--- Exercise objective ---
Filter out everything except lines holding "chevron".

--- Task input ---

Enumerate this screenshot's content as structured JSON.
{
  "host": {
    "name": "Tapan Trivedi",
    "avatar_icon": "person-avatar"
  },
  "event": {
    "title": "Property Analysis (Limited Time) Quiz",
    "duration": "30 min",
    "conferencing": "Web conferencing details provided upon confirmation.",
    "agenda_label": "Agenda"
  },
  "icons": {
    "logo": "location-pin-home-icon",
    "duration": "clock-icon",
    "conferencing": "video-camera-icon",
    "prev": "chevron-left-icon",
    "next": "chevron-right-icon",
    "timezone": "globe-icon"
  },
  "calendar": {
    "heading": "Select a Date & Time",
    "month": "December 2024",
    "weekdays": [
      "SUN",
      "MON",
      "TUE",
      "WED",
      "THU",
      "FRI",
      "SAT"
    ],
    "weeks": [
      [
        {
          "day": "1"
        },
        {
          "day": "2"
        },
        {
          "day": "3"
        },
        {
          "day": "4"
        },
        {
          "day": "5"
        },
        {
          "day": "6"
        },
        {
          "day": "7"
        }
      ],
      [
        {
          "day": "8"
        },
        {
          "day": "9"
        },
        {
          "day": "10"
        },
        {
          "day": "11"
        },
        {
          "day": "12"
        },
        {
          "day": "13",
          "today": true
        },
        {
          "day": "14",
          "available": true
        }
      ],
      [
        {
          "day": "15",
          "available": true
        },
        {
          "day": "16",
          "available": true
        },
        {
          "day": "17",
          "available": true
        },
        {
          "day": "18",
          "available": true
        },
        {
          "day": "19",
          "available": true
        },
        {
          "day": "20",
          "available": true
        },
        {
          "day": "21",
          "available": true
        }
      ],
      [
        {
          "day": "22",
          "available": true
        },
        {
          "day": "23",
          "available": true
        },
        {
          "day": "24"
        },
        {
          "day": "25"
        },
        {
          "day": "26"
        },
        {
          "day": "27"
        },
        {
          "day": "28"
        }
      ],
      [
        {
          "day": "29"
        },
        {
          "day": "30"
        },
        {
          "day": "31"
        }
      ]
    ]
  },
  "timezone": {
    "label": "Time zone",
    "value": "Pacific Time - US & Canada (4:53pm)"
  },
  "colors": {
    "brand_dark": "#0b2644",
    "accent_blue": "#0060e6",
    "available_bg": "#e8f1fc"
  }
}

--- Correct result ---
    "prev": "chevron-left-icon",
    "next": "chevron-right-icon",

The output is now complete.